EXERCISE DETAILS ::
Check every line below for the word "name" and copy each one that has it.

PROVIDED DATA ::
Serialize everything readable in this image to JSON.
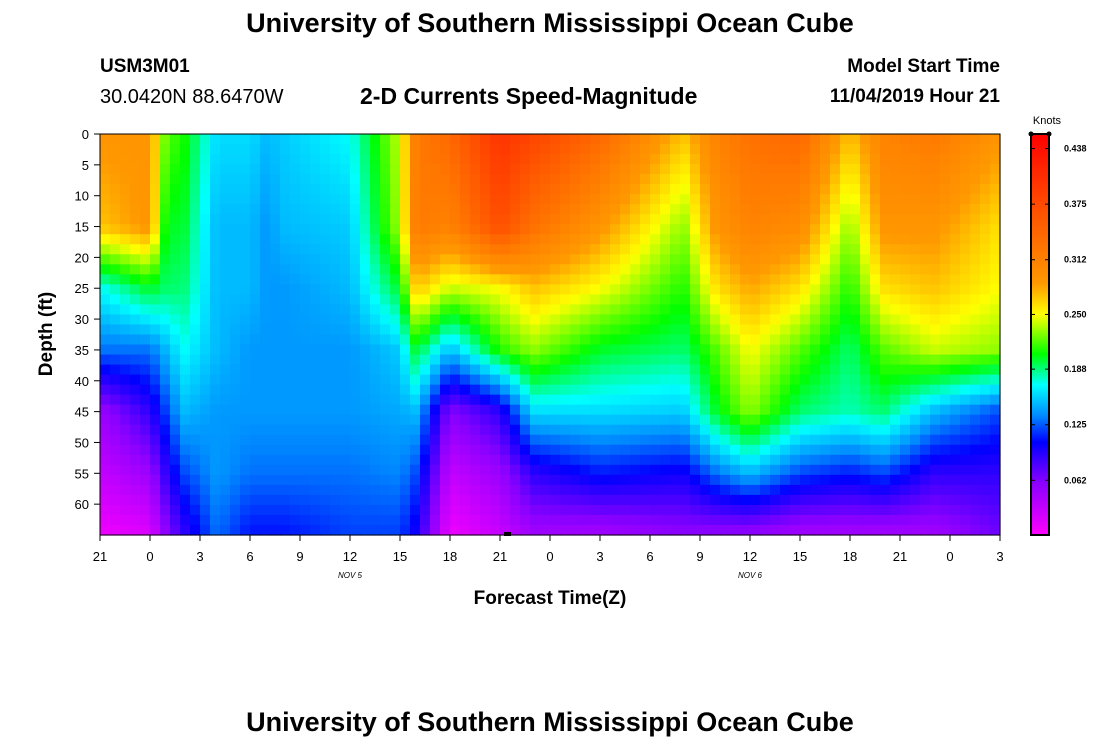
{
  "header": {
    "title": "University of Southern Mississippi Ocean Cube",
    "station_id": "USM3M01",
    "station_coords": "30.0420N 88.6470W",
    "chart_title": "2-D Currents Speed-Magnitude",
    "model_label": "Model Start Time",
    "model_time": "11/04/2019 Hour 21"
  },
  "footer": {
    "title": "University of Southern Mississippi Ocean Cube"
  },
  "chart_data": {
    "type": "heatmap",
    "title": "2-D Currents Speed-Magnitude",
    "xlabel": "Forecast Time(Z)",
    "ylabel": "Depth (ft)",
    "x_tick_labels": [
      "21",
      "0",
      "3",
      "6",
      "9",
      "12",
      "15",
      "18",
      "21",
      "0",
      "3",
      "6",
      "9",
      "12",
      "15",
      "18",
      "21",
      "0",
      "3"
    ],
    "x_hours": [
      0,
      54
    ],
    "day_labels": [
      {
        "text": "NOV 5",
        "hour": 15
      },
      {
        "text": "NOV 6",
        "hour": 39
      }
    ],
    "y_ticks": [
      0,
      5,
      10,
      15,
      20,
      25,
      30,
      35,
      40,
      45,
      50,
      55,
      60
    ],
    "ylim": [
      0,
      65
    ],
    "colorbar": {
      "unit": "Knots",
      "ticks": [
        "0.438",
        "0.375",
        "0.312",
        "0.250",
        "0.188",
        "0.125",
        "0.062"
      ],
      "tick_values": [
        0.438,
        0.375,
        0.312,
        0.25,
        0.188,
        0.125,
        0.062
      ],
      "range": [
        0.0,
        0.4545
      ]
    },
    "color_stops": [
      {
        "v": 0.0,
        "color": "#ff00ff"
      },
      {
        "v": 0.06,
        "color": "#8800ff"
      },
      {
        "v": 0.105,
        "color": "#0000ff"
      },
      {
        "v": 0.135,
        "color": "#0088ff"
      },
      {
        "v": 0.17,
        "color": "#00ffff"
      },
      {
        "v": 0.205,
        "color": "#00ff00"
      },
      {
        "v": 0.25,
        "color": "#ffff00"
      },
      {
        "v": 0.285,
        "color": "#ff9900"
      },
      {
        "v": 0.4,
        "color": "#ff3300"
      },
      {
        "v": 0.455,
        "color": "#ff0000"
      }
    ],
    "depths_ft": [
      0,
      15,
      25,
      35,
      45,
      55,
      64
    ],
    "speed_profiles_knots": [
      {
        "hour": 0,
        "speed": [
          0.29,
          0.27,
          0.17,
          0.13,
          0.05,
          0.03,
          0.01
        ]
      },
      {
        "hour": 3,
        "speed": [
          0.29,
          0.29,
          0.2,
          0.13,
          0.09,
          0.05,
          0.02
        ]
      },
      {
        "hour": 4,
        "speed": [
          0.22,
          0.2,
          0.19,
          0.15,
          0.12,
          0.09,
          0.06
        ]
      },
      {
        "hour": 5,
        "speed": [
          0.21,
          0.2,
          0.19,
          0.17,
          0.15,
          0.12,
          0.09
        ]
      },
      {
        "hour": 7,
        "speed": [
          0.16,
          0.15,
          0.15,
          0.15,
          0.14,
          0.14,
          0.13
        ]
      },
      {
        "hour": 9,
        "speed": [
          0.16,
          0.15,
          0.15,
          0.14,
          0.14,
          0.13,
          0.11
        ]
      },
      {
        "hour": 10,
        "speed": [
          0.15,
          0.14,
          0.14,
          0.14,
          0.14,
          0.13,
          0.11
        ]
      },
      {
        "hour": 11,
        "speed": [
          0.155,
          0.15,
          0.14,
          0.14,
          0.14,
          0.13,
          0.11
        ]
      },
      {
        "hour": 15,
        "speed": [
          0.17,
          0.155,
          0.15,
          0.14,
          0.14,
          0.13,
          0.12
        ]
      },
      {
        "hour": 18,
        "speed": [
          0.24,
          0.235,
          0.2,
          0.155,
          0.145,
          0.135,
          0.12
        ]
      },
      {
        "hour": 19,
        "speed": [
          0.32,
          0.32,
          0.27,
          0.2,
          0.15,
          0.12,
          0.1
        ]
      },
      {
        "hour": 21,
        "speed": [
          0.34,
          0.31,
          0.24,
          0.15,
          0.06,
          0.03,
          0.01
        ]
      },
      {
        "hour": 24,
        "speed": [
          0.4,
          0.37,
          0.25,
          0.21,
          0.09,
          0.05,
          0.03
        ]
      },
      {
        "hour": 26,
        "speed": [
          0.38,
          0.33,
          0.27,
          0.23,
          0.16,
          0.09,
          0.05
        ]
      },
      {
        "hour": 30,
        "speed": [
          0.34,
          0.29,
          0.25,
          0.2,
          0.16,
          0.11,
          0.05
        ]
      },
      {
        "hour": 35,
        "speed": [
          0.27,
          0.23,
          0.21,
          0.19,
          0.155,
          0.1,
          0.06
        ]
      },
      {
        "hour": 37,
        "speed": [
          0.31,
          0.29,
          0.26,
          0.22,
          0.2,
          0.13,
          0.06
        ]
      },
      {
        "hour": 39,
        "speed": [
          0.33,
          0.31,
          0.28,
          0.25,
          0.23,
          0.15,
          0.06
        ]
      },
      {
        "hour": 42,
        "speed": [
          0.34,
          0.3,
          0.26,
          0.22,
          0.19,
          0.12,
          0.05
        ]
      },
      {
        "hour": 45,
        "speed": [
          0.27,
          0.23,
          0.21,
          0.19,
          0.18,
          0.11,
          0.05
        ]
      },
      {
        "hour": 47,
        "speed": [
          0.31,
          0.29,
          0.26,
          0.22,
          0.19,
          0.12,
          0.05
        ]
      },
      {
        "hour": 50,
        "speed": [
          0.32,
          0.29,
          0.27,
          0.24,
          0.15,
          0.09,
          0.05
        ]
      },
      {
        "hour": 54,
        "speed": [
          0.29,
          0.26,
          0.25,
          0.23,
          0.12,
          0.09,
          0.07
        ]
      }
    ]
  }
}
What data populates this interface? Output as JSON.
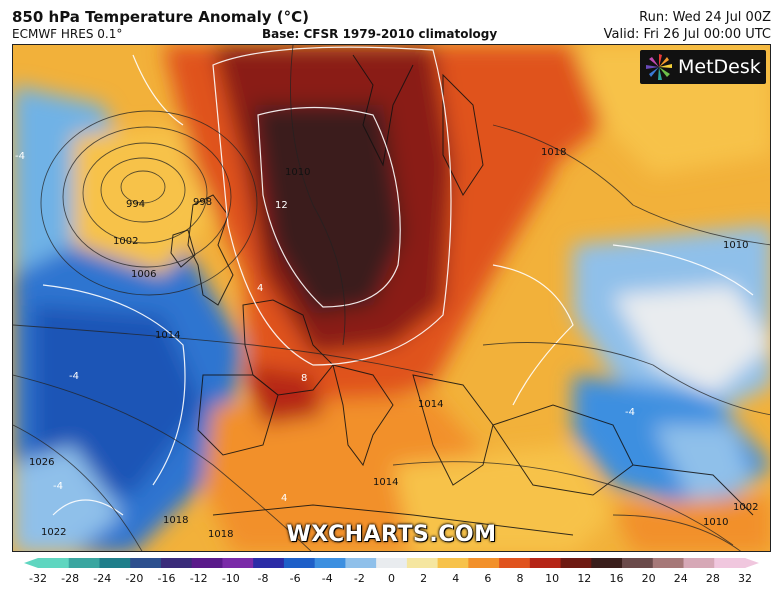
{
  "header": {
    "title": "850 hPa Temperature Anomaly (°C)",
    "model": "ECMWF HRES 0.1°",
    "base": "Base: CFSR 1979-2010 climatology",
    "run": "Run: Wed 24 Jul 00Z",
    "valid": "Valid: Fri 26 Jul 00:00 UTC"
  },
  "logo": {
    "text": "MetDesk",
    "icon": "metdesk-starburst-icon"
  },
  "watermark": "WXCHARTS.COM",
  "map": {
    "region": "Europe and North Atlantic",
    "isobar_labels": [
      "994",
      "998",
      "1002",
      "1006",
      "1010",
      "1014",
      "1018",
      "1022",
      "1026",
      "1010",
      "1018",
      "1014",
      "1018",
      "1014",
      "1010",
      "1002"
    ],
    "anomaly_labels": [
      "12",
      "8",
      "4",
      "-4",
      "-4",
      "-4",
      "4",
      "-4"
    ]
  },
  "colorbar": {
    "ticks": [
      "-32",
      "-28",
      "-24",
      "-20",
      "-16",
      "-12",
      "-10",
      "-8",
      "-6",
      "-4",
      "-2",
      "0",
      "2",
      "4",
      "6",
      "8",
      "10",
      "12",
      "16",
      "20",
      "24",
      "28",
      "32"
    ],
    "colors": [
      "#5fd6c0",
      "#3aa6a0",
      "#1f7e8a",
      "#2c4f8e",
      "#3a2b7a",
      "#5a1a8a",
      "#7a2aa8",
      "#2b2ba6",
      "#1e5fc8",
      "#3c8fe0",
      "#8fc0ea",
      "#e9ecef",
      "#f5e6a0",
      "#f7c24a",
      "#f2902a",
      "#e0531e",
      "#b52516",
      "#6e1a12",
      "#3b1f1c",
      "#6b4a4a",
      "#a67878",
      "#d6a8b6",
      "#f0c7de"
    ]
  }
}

--

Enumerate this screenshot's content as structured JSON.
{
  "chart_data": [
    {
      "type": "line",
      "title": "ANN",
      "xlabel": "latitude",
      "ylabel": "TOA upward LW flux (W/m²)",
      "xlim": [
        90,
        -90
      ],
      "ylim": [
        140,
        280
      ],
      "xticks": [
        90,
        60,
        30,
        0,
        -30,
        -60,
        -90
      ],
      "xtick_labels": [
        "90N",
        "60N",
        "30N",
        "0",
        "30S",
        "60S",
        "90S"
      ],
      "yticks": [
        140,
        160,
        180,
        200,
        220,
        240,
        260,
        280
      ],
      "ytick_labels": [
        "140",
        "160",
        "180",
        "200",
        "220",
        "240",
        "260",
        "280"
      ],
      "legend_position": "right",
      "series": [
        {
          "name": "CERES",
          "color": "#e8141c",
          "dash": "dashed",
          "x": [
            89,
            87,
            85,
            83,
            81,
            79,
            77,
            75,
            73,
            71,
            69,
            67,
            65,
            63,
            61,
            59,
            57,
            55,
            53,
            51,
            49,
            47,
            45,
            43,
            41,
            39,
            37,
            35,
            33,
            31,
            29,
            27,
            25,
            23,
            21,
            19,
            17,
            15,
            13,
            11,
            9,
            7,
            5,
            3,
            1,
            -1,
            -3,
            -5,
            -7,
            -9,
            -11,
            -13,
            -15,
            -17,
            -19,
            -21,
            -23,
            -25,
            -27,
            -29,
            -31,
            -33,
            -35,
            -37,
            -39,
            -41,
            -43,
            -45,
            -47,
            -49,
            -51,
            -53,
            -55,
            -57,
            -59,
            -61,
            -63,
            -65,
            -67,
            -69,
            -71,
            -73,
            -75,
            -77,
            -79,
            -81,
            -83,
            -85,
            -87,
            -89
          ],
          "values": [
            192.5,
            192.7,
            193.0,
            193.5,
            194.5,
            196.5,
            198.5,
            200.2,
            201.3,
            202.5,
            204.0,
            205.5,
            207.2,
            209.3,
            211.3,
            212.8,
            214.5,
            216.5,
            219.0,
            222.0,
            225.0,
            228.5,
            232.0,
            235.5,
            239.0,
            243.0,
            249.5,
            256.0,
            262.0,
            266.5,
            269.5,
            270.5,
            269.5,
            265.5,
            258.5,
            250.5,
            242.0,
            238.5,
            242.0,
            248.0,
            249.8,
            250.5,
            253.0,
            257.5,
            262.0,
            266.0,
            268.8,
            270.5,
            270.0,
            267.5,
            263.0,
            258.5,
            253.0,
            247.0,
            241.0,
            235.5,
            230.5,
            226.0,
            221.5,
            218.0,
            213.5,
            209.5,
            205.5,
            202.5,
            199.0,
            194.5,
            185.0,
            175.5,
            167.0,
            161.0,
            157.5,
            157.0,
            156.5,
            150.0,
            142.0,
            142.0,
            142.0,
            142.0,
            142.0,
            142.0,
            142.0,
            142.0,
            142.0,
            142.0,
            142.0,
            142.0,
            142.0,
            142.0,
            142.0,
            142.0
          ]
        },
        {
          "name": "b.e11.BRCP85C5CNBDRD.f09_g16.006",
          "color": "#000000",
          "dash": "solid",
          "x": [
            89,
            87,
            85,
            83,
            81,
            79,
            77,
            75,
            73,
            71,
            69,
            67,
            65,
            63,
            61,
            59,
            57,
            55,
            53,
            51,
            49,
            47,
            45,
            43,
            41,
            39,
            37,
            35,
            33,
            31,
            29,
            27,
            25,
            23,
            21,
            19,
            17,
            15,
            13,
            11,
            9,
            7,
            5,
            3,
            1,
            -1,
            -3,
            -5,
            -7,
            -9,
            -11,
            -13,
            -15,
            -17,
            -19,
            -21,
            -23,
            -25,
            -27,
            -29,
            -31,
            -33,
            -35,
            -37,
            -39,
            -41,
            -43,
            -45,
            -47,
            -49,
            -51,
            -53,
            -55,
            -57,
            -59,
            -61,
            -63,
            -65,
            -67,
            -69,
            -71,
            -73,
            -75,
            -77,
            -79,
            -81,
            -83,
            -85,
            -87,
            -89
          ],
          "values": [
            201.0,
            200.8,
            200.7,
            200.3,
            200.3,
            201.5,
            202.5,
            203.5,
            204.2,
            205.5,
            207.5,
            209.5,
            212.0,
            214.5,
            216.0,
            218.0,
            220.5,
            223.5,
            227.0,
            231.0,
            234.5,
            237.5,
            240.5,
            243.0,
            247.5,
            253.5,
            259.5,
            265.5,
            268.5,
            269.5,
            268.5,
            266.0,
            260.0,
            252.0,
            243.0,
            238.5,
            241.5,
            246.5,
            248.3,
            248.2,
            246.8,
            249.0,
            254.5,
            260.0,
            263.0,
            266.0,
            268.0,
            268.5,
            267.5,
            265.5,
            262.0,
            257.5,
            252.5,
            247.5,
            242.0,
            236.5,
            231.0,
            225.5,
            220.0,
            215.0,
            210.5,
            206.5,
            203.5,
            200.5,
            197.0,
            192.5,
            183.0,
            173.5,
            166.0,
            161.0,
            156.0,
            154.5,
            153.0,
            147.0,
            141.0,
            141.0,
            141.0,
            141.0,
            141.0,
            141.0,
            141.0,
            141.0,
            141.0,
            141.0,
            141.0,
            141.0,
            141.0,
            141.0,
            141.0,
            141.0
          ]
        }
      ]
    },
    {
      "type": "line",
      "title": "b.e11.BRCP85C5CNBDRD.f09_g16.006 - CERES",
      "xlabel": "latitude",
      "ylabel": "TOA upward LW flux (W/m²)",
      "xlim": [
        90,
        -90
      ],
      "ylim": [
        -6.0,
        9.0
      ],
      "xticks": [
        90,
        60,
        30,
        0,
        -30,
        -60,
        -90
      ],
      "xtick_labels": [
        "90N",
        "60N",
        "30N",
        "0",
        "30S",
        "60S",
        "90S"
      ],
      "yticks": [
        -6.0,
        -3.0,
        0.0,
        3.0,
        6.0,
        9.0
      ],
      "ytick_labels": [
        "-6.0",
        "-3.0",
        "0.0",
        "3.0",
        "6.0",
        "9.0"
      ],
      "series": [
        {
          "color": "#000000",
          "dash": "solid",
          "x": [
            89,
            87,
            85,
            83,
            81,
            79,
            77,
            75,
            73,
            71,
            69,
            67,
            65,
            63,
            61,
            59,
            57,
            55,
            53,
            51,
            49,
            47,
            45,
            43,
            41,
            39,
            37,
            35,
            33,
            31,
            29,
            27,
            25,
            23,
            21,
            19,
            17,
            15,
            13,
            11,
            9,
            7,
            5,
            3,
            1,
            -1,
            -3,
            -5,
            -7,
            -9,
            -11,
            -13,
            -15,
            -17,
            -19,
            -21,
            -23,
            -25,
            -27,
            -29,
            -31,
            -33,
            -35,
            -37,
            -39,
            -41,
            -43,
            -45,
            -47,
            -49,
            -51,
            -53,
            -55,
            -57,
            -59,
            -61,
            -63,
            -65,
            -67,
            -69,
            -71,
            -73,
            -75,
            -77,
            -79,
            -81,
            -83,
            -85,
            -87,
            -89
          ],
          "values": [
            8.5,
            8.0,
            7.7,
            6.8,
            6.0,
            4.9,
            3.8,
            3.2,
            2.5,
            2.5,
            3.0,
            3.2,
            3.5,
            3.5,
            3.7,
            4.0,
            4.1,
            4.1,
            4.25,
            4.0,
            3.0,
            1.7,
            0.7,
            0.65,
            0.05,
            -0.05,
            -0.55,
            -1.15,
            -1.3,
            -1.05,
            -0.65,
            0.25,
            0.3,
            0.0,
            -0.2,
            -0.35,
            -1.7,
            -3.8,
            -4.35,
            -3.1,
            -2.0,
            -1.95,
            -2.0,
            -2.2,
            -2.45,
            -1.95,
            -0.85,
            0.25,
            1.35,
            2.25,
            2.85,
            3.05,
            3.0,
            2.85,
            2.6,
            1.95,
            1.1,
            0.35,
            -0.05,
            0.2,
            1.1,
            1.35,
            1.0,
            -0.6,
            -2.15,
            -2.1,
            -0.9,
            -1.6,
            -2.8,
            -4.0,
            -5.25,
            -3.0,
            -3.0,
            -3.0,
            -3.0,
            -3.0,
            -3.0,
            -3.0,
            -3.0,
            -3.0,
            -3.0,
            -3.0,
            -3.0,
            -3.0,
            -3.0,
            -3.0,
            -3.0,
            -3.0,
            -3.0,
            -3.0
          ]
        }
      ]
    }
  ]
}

FINISHED ANSWER ::
          "name": "CERES",
          "name": "b.e11.BRCP85C5CNBDRD.f09_g16.006",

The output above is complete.